[Short task] Search the records that follow and extract every line containing the string "jest".

[Provided material]

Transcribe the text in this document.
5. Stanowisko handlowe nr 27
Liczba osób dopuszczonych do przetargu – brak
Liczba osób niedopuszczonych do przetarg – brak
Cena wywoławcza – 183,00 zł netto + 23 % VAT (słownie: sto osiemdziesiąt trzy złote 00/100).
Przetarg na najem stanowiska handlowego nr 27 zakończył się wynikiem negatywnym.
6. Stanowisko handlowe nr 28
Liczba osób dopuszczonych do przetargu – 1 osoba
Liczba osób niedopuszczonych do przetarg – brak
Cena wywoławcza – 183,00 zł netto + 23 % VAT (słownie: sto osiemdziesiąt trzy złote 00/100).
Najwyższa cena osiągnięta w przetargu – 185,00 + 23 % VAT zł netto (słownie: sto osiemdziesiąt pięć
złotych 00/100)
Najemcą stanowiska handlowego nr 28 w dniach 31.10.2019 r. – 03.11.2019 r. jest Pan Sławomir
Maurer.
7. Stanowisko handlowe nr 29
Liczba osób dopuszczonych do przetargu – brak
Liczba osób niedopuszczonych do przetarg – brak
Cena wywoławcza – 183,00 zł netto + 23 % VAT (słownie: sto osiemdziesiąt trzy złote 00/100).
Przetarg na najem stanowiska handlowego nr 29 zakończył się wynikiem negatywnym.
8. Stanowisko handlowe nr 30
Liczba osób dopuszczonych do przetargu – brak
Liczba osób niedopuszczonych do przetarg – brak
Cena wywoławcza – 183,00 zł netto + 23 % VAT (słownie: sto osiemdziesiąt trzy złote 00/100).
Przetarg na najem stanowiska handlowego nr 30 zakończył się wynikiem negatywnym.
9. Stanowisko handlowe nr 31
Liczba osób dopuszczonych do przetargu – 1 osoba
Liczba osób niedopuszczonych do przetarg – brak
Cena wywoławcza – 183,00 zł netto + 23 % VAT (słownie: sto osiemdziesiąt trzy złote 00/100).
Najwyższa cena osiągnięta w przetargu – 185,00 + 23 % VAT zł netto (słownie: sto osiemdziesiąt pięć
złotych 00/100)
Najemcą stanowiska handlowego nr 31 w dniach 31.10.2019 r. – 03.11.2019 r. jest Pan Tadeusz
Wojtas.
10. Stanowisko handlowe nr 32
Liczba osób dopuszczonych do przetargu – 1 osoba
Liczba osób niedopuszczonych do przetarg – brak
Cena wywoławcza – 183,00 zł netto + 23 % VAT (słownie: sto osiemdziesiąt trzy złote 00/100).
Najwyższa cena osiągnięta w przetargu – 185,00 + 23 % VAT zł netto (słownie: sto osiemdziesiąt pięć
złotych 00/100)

[Written answer]
Najemcą stanowiska handlowego nr 28 w dniach 31.10.2019 r. – 03.11.2019 r. jest Pan Sławomir
Najemcą stanowiska handlowego nr 31 w dniach 31.10.2019 r. – 03.11.2019 r. jest Pan Tadeusz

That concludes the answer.